§ Your objective
Reproduce all of the data exactly.

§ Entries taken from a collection
--- Begin ---
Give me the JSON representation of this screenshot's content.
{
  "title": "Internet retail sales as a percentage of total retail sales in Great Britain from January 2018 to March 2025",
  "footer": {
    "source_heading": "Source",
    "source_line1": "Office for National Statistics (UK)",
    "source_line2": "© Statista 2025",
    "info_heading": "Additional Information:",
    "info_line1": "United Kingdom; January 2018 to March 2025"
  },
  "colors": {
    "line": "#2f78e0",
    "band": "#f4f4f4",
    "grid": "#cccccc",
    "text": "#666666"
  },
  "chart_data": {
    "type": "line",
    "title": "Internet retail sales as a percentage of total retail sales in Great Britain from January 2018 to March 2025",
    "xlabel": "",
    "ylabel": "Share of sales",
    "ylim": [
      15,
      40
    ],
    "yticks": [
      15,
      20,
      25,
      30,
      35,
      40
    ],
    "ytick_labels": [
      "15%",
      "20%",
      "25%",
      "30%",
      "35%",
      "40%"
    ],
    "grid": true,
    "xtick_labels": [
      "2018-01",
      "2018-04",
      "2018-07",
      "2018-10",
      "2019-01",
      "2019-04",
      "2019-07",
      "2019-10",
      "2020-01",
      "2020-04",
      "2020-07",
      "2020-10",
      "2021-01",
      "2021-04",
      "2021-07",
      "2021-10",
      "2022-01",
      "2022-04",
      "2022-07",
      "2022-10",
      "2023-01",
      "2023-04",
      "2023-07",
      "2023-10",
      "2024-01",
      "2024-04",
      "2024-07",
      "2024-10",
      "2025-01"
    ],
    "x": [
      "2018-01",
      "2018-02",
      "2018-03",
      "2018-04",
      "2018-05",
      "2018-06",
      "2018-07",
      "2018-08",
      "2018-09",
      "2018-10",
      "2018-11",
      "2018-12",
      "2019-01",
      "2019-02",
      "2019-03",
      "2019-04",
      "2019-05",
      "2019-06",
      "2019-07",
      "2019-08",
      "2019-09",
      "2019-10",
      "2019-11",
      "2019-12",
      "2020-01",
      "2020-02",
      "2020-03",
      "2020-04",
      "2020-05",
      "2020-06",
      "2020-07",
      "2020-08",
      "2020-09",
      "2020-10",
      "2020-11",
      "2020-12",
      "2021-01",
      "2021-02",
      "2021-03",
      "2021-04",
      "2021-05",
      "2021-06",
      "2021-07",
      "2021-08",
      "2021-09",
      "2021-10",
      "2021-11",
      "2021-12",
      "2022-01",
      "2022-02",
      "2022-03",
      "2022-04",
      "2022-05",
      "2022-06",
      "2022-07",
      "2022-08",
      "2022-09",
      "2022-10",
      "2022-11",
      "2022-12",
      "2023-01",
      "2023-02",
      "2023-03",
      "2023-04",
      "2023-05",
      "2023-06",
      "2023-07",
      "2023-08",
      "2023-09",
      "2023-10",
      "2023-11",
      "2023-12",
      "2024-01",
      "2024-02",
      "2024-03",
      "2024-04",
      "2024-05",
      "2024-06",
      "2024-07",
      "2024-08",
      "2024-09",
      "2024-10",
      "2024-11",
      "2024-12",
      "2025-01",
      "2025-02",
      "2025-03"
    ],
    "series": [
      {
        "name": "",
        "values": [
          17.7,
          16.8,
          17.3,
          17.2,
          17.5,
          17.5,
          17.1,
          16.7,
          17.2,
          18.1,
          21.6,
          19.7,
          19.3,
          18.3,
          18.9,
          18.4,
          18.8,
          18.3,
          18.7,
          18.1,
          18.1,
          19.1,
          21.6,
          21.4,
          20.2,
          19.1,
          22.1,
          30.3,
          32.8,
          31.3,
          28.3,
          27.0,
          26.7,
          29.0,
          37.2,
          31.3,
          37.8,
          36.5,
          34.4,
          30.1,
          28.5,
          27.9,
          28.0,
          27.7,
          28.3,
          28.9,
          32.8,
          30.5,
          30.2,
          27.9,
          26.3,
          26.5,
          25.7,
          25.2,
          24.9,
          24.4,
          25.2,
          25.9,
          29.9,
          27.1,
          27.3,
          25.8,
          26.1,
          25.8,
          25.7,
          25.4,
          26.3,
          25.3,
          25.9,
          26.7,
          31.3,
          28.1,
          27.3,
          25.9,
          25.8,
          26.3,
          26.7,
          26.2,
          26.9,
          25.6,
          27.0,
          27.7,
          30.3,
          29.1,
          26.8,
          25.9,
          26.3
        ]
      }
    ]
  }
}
--- End ---
§ Output for this task
Give me the JSON representation of this screenshot's content.
{
  "title": "Internet retail sales as a percentage of total retail sales in Great Britain from January 2018 to March 2025",
  "footer": {
    "source_heading": "Source",
    "source_line1": "Office for National Statistics (UK)",
    "source_line2": "© Statista 2025",
    "info_heading": "Additional Information:",
    "info_line1": "United Kingdom; January 2018 to March 2025"
  },
  "colors": {
    "line": "#2f78e0",
    "band": "#f4f4f4",
    "grid": "#cccccc",
    "text": "#666666"
  },
  "chart_data": {
    "type": "line",
    "title": "Internet retail sales as a percentage of total retail sales in Great Britain from January 2018 to March 2025",
    "xlabel": "",
    "ylabel": "Share of sales",
    "ylim": [
      15,
      40
    ],
    "yticks": [
      15,
      20,
      25,
      30,
      35,
      40
    ],
    "ytick_labels": [
      "15%",
      "20%",
      "25%",
      "30%",
      "35%",
      "40%"
    ],
    "grid": true,
    "xtick_labels": [
      "2018-01",
      "2018-04",
      "2018-07",
      "2018-10",
      "2019-01",
      "2019-04",
      "2019-07",
      "2019-10",
      "2020-01",
      "2020-04",
      "2020-07",
      "2020-10",
      "2021-01",
      "2021-04",
      "2021-07",
      "2021-10",
      "2022-01",
      "2022-04",
      "2022-07",
      "2022-10",
      "2023-01",
      "2023-04",
      "2023-07",
      "2023-10",
      "2024-01",
      "2024-04",
      "2024-07",
      "2024-10",
      "2025-01"
    ],
    "x": [
      "2018-01",
      "2018-02",
      "2018-03",
      "2018-04",
      "2018-05",
      "2018-06",
      "2018-07",
      "2018-08",
      "2018-09",
      "2018-10",
      "2018-11",
      "2018-12",
      "2019-01",
      "2019-02",
      "2019-03",
      "2019-04",
      "2019-05",
      "2019-06",
      "2019-07",
      "2019-08",
      "2019-09",
      "2019-10",
      "2019-11",
      "2019-12",
      "2020-01",
      "2020-02",
      "2020-03",
      "2020-04",
      "2020-05",
      "2020-06",
      "2020-07",
      "2020-08",
      "2020-09",
      "2020-10",
      "2020-11",
      "2020-12",
      "2021-01",
      "2021-02",
      "2021-03",
      "2021-04",
      "2021-05",
      "2021-06",
      "2021-07",
      "2021-08",
      "2021-09",
      "2021-10",
      "2021-11",
      "2021-12",
      "2022-01",
      "2022-02",
      "2022-03",
      "2022-04",
      "2022-05",
      "2022-06",
      "2022-07",
      "2022-08",
      "2022-09",
      "2022-10",
      "2022-11",
      "2022-12",
      "2023-01",
      "2023-02",
      "2023-03",
      "2023-04",
      "2023-05",
      "2023-06",
      "2023-07",
      "2023-08",
      "2023-09",
      "2023-10",
      "2023-11",
      "2023-12",
      "2024-01",
      "2024-02",
      "2024-03",
      "2024-04",
      "2024-05",
      "2024-06",
      "2024-07",
      "2024-08",
      "2024-09",
      "2024-10",
      "2024-11",
      "2024-12",
      "2025-01",
      "2025-02",
      "2025-03"
    ],
    "series": [
      {
        "name": "",
        "values": [
          17.7,
          16.8,
          17.3,
          17.2,
          17.5,
          17.5,
          17.1,
          16.7,
          17.2,
          18.1,
          21.6,
          19.7,
          19.3,
          18.3,
          18.9,
          18.4,
          18.8,
          18.3,
          18.7,
          18.1,
          18.1,
          19.1,
          21.6,
          21.4,
          20.2,
          19.1,
          22.1,
          30.3,
          32.8,
          31.3,
          28.3,
          27.0,
          26.7,
          29.0,
          37.2,
          31.3,
          37.8,
          36.5,
          34.4,
          30.1,
          28.5,
          27.9,
          28.0,
          27.7,
          28.3,
          28.9,
          32.8,
          30.5,
          30.2,
          27.9,
          26.3,
          26.5,
          25.7,
          25.2,
          24.9,
          24.4,
          25.2,
          25.9,
          29.9,
          27.1,
          27.3,
          25.8,
          26.1,
          25.8,
          25.7,
          25.4,
          26.3,
          25.3,
          25.9,
          26.7,
          31.3,
          28.1,
          27.3,
          25.9,
          25.8,
          26.3,
          26.7,
          26.2,
          26.9,
          25.6,
          27.0,
          27.7,
          30.3,
          29.1,
          26.8,
          25.9,
          26.3
        ]
      }
    ]
  }
}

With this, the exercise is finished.